▶ _WHAT YOU NEED TO DO_
Only the number is wanted: how many lines contain the word "Северо"?

▶ _PROVIDED DATA_
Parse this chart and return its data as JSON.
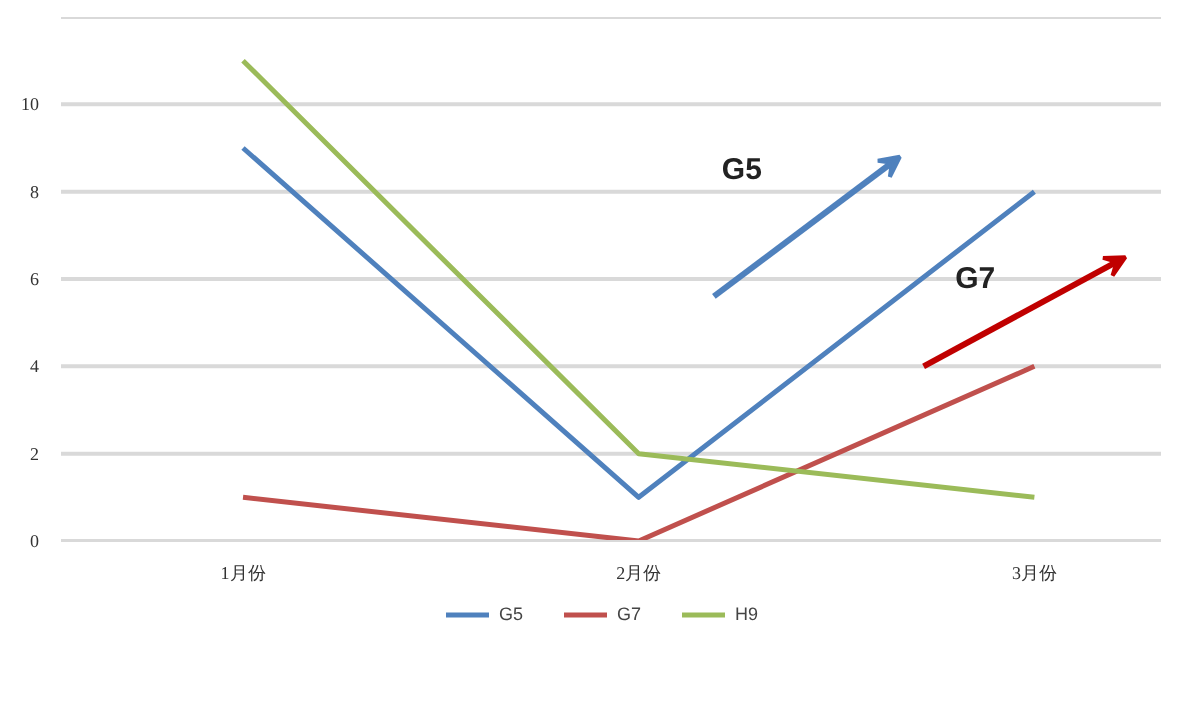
{
  "chart_data": {
    "type": "line",
    "categories": [
      "1月份",
      "2月份",
      "3月份"
    ],
    "series": [
      {
        "name": "G5",
        "color": "#4f81bd",
        "values": [
          9,
          1,
          8
        ]
      },
      {
        "name": "G7",
        "color": "#c0504d",
        "values": [
          1,
          0,
          4
        ]
      },
      {
        "name": "H9",
        "color": "#9bbb59",
        "values": [
          11,
          2,
          1
        ]
      }
    ],
    "ylim": [
      0,
      12
    ],
    "yticks": [
      0,
      2,
      4,
      6,
      8,
      10,
      {
        "value": 12,
        "label": null
      }
    ],
    "grid": "y",
    "legend": "bottom",
    "marker": "none",
    "line_style": "solid",
    "annotations": [
      "G5",
      "G7"
    ]
  }
}
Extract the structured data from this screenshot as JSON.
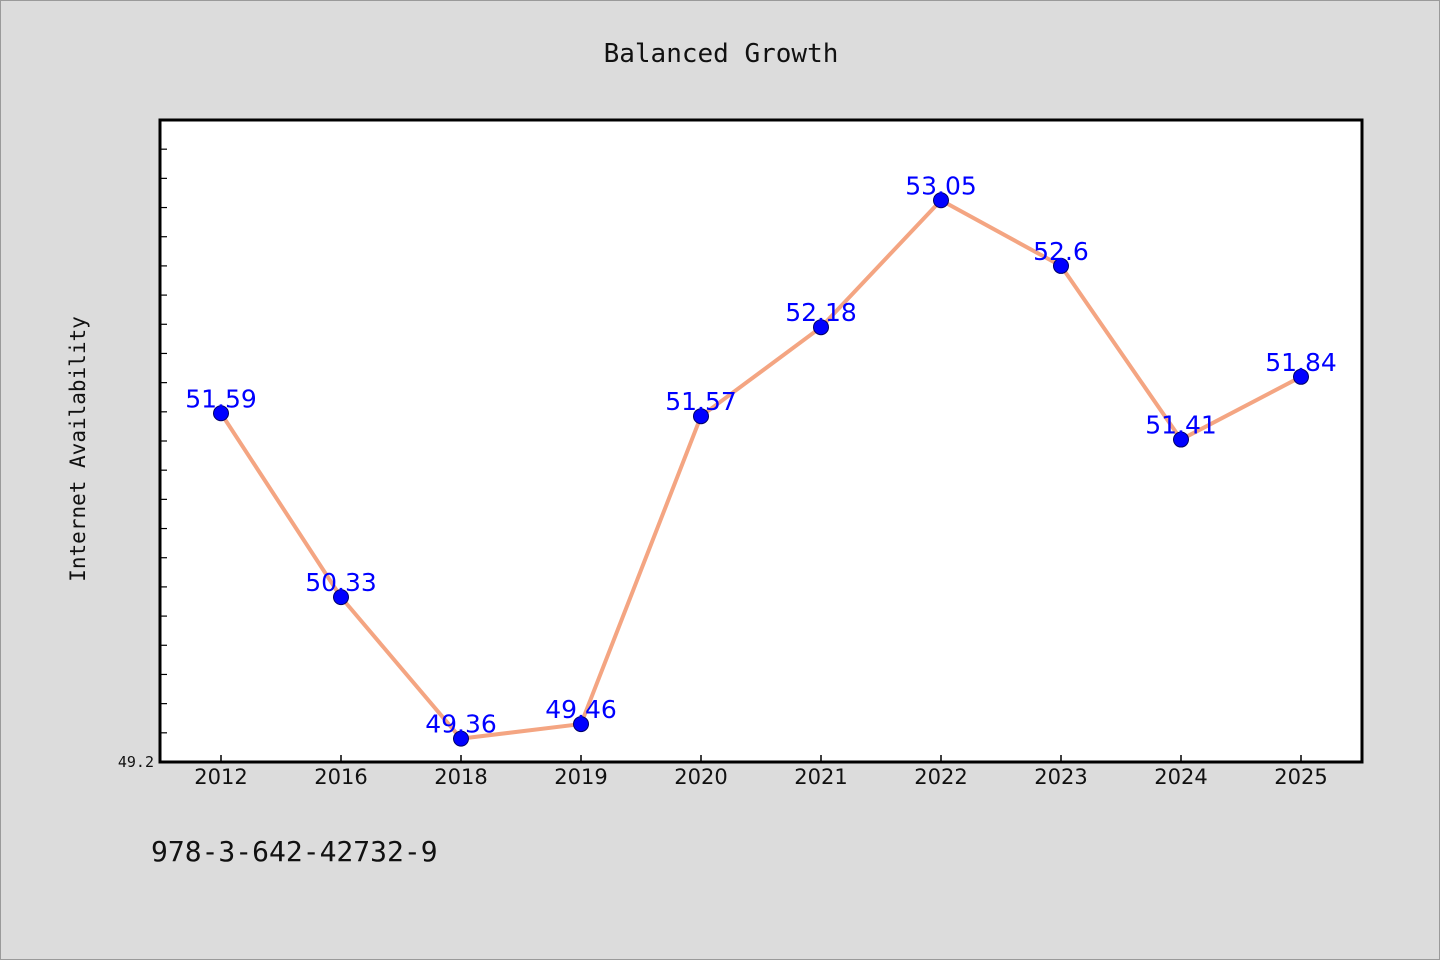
{
  "chart_data": {
    "type": "line",
    "title": "Balanced Growth",
    "xlabel": "",
    "ylabel": "Internet Availability",
    "categories": [
      "2012",
      "2016",
      "2018",
      "2019",
      "2020",
      "2021",
      "2022",
      "2023",
      "2024",
      "2025"
    ],
    "series": [
      {
        "values": [
          51.59,
          50.33,
          49.36,
          49.46,
          51.57,
          52.18,
          53.05,
          52.6,
          51.41,
          51.84
        ]
      }
    ],
    "data_labels": [
      "51.59",
      "50.33",
      "49.36",
      "49.46",
      "51.57",
      "52.18",
      "53.05",
      "52.6",
      "51.41",
      "51.84"
    ],
    "y_tick_labels": [
      "49.2"
    ],
    "ylim": [
      49.2,
      53.6
    ],
    "grid": false,
    "line_color": "#f4a582",
    "marker_color": "#0000ff",
    "label_color": "#0000ff"
  },
  "footer": {
    "isbn": "978-3-642-42732-9"
  }
}
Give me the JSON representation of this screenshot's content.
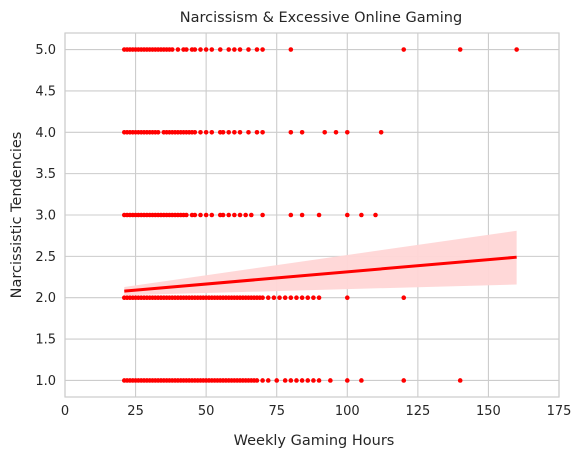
{
  "chart_data": {
    "type": "scatter",
    "title": "Narcissism & Excessive Online Gaming",
    "xlabel": "Weekly Gaming Hours",
    "ylabel": "Narcissistic Tendencies",
    "xlim": [
      0,
      175
    ],
    "ylim": [
      0.8,
      5.2
    ],
    "xticks": [
      0,
      25,
      50,
      75,
      100,
      125,
      150,
      175
    ],
    "yticks": [
      1.0,
      1.5,
      2.0,
      2.5,
      3.0,
      3.5,
      4.0,
      4.5,
      5.0
    ],
    "xtick_labels": [
      "0",
      "25",
      "50",
      "75",
      "100",
      "125",
      "150",
      "175"
    ],
    "ytick_labels": [
      "1.0",
      "1.5",
      "2.0",
      "2.5",
      "3.0",
      "3.5",
      "4.0",
      "4.5",
      "5.0"
    ],
    "grid": true,
    "point_color": "#ff0000",
    "line_color": "#ff0000",
    "band_color": "#ffd6d6",
    "series": [
      {
        "y": 5,
        "x": [
          21,
          22,
          23,
          24,
          25,
          26,
          27,
          28,
          29,
          30,
          31,
          32,
          33,
          34,
          35,
          36,
          37,
          38,
          40,
          42,
          43,
          45,
          46,
          48,
          50,
          52,
          55,
          58,
          60,
          62,
          65,
          68,
          70,
          80,
          120,
          140,
          160
        ]
      },
      {
        "y": 4,
        "x": [
          21,
          22,
          23,
          24,
          25,
          26,
          27,
          28,
          29,
          30,
          31,
          32,
          33,
          35,
          36,
          37,
          38,
          39,
          40,
          41,
          42,
          43,
          44,
          45,
          46,
          48,
          50,
          52,
          55,
          56,
          58,
          60,
          62,
          65,
          68,
          70,
          80,
          84,
          92,
          96,
          100,
          112
        ]
      },
      {
        "y": 3,
        "x": [
          21,
          22,
          23,
          24,
          25,
          26,
          27,
          28,
          29,
          30,
          31,
          32,
          33,
          34,
          35,
          36,
          37,
          38,
          39,
          40,
          41,
          42,
          43,
          45,
          46,
          48,
          50,
          52,
          55,
          56,
          58,
          60,
          62,
          64,
          66,
          70,
          80,
          84,
          90,
          100,
          105,
          110
        ]
      },
      {
        "y": 2,
        "x": [
          21,
          22,
          23,
          24,
          25,
          26,
          27,
          28,
          29,
          30,
          31,
          32,
          33,
          34,
          35,
          36,
          37,
          38,
          39,
          40,
          41,
          42,
          43,
          44,
          45,
          46,
          47,
          48,
          49,
          50,
          51,
          52,
          53,
          54,
          55,
          56,
          57,
          58,
          59,
          60,
          61,
          62,
          63,
          64,
          65,
          66,
          67,
          68,
          69,
          70,
          72,
          74,
          76,
          78,
          80,
          82,
          84,
          86,
          88,
          90,
          100,
          120
        ]
      },
      {
        "y": 1,
        "x": [
          21,
          22,
          23,
          24,
          25,
          26,
          27,
          28,
          29,
          30,
          31,
          32,
          33,
          34,
          35,
          36,
          37,
          38,
          39,
          40,
          41,
          42,
          43,
          44,
          45,
          46,
          47,
          48,
          49,
          50,
          51,
          52,
          53,
          54,
          55,
          56,
          57,
          58,
          59,
          60,
          61,
          62,
          63,
          64,
          65,
          66,
          67,
          68,
          70,
          72,
          75,
          78,
          80,
          82,
          84,
          86,
          88,
          90,
          94,
          100,
          105,
          120,
          140
        ]
      }
    ],
    "regression": {
      "x": [
        21,
        160
      ],
      "y": [
        2.08,
        2.49
      ],
      "ci_lower": [
        2.03,
        2.16
      ],
      "ci_upper": [
        2.13,
        2.81
      ]
    }
  }
}
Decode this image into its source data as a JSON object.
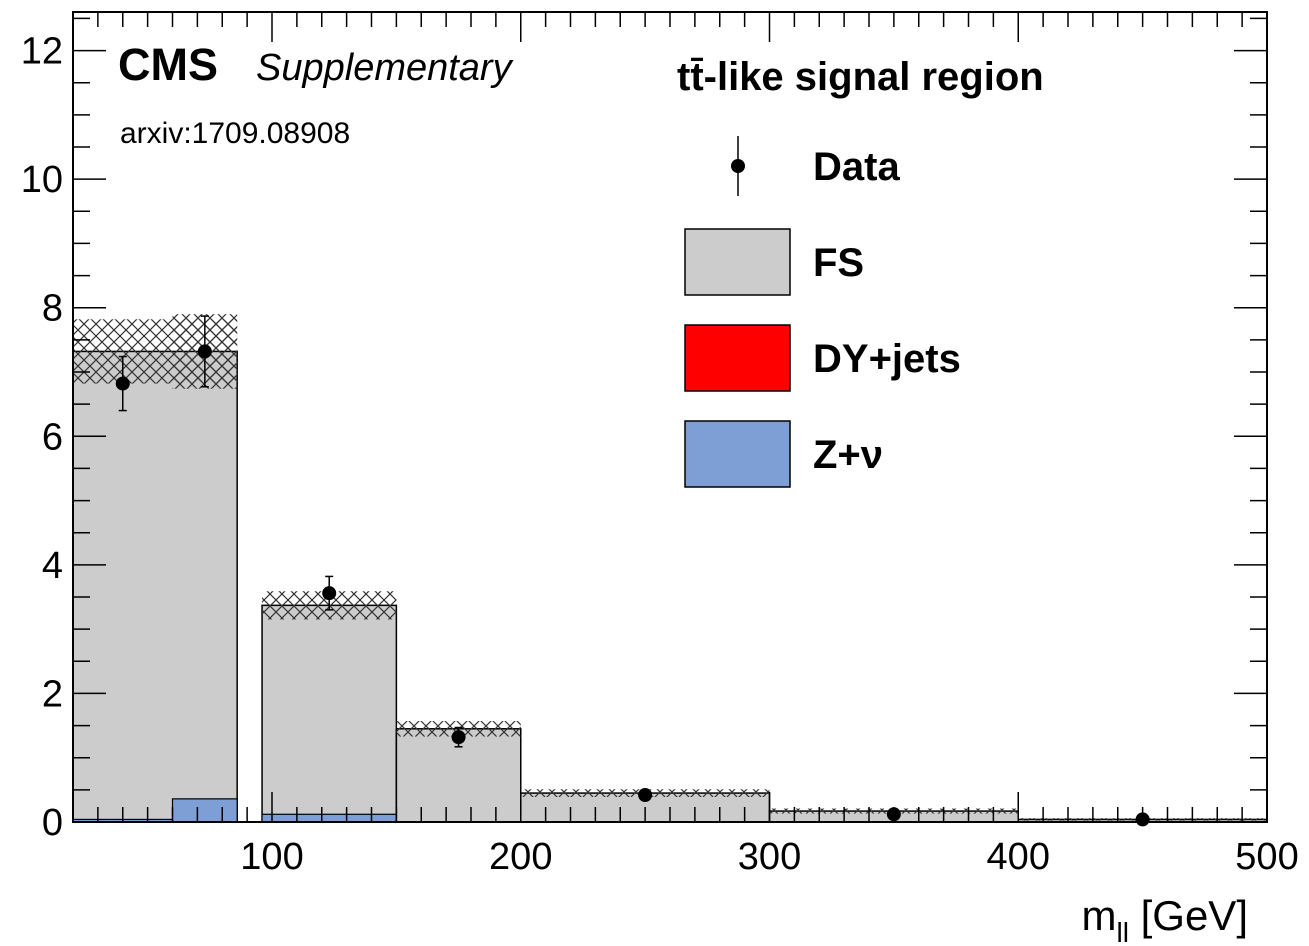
{
  "chart_data": {
    "type": "bar",
    "experiment": "CMS",
    "experiment_note": "Supplementary",
    "reference": "arxiv:1709.08908",
    "region_label": "tt̄-like signal region",
    "xlabel": "m",
    "xlabel_sub": "ll",
    "xlabel_unit": " [GeV]",
    "ylabel": "",
    "xlim": [
      20,
      500
    ],
    "ylim": [
      0,
      12.6
    ],
    "x_ticks": [
      100,
      200,
      300,
      400,
      500
    ],
    "y_ticks": [
      0,
      2,
      4,
      6,
      8,
      10,
      12
    ],
    "grid": false,
    "legend_position": "top-right",
    "bins": [
      {
        "low": 20,
        "high": 86,
        "fs": 7.32,
        "dy": 0.0,
        "zv": 0.04,
        "unc": 0.5,
        "data": 6.82,
        "data_x": 40,
        "data_err": 0.42
      },
      {
        "low": 20,
        "high": 86,
        "fs": 7.32,
        "dy": 0.0,
        "zv": 0.0,
        "unc": 0.58,
        "data": 7.32,
        "data_x": 73,
        "data_err": 0.55,
        "low_draw": 60,
        "z_overlay": 0.36
      },
      {
        "low": 96,
        "high": 150,
        "fs": 3.37,
        "dy": 0.0,
        "zv": 0.12,
        "unc": 0.22,
        "data": 3.56,
        "data_x": 123,
        "data_err": 0.26
      },
      {
        "low": 150,
        "high": 200,
        "fs": 1.45,
        "dy": 0.0,
        "zv": 0.0,
        "unc": 0.12,
        "data": 1.32,
        "data_x": 175,
        "data_err": 0.15
      },
      {
        "low": 200,
        "high": 300,
        "fs": 0.45,
        "dy": 0.0,
        "zv": 0.0,
        "unc": 0.06,
        "data": 0.42,
        "data_x": 250,
        "data_err": 0.05
      },
      {
        "low": 300,
        "high": 400,
        "fs": 0.17,
        "dy": 0.0,
        "zv": 0.0,
        "unc": 0.04,
        "data": 0.12,
        "data_x": 350,
        "data_err": 0.03
      },
      {
        "low": 400,
        "high": 500,
        "fs": 0.04,
        "dy": 0.0,
        "zv": 0.0,
        "unc": 0.02,
        "data": 0.04,
        "data_x": 450,
        "data_err": 0.02
      }
    ],
    "legend": [
      {
        "key": "data",
        "label": "Data"
      },
      {
        "key": "fs",
        "label": "FS",
        "color": "#cccccc"
      },
      {
        "key": "dy",
        "label": "DY+jets",
        "color": "#ff0000"
      },
      {
        "key": "zv",
        "label": "Z+ν",
        "color": "#7e9fd6"
      }
    ]
  }
}
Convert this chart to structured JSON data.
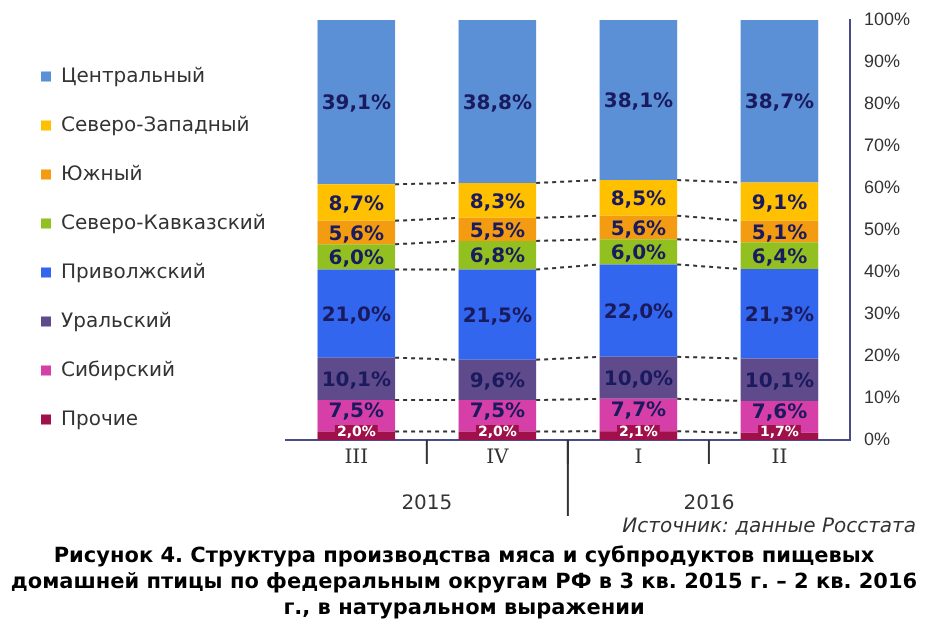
{
  "chart_data": {
    "type": "bar",
    "stacked": true,
    "title": "Рисунок 4. Структура производства мяса и субпродуктов пищевых домашней птицы по федеральным округам РФ в 3 кв. 2015 г. – 2 кв. 2016 г., в натуральном выражении",
    "categories": [
      "III",
      "IV",
      "I",
      "II"
    ],
    "annotations": [
      "2015",
      "2016",
      "Источник: данные Росстата"
    ],
    "series": [
      {
        "name": "Прочие",
        "color": "#a0104a",
        "values": [
          2.0,
          2.0,
          2.1,
          1.7
        ],
        "value_labels": [
          "2,0%",
          "2,0%",
          "2,1%",
          "1,7%"
        ]
      },
      {
        "name": "Сибирский",
        "color": "#d63fa8",
        "values": [
          7.5,
          7.5,
          7.7,
          7.6
        ],
        "value_labels": [
          "7,5%",
          "7,5%",
          "7,7%",
          "7,6%"
        ]
      },
      {
        "name": "Уральский",
        "color": "#5f4a8b",
        "values": [
          10.1,
          9.6,
          10.0,
          10.1
        ],
        "value_labels": [
          "10,1%",
          "9,6%",
          "10,0%",
          "10,1%"
        ]
      },
      {
        "name": "Приволжский",
        "color": "#3366ee",
        "values": [
          21.0,
          21.5,
          22.0,
          21.3
        ],
        "value_labels": [
          "21,0%",
          "21,5%",
          "22,0%",
          "21,3%"
        ]
      },
      {
        "name": "Северо-Кавказский",
        "color": "#92c020",
        "values": [
          6.0,
          6.8,
          6.0,
          6.4
        ],
        "value_labels": [
          "6,0%",
          "6,8%",
          "6,0%",
          "6,4%"
        ]
      },
      {
        "name": "Южный",
        "color": "#f39c12",
        "values": [
          5.6,
          5.5,
          5.6,
          5.1
        ],
        "value_labels": [
          "5,6%",
          "5,5%",
          "5,6%",
          "5,1%"
        ]
      },
      {
        "name": "Северо-Западный",
        "color": "#ffc000",
        "values": [
          8.7,
          8.3,
          8.5,
          9.1
        ],
        "value_labels": [
          "8,7%",
          "8,3%",
          "8,5%",
          "9,1%"
        ]
      },
      {
        "name": "Центральный",
        "color": "#5b8fd6",
        "values": [
          39.1,
          38.8,
          38.1,
          38.7
        ],
        "value_labels": [
          "39,1%",
          "38,8%",
          "38,1%",
          "38,7%"
        ]
      }
    ],
    "ylim": [
      0,
      100
    ],
    "yticks": [
      {
        "value": 0,
        "label": "0%"
      },
      {
        "value": 10,
        "label": "10%"
      },
      {
        "value": 20,
        "label": "20%"
      },
      {
        "value": 30,
        "label": "30%"
      },
      {
        "value": 40,
        "label": "40%"
      },
      {
        "value": 50,
        "label": "50%"
      },
      {
        "value": 60,
        "label": "60%"
      },
      {
        "value": 70,
        "label": "70%"
      },
      {
        "value": 80,
        "label": "80%"
      },
      {
        "value": 90,
        "label": "90%"
      },
      {
        "value": 100,
        "label": "100%"
      }
    ],
    "legend": "left",
    "grid": false
  }
}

▶ _THE RESULT_
2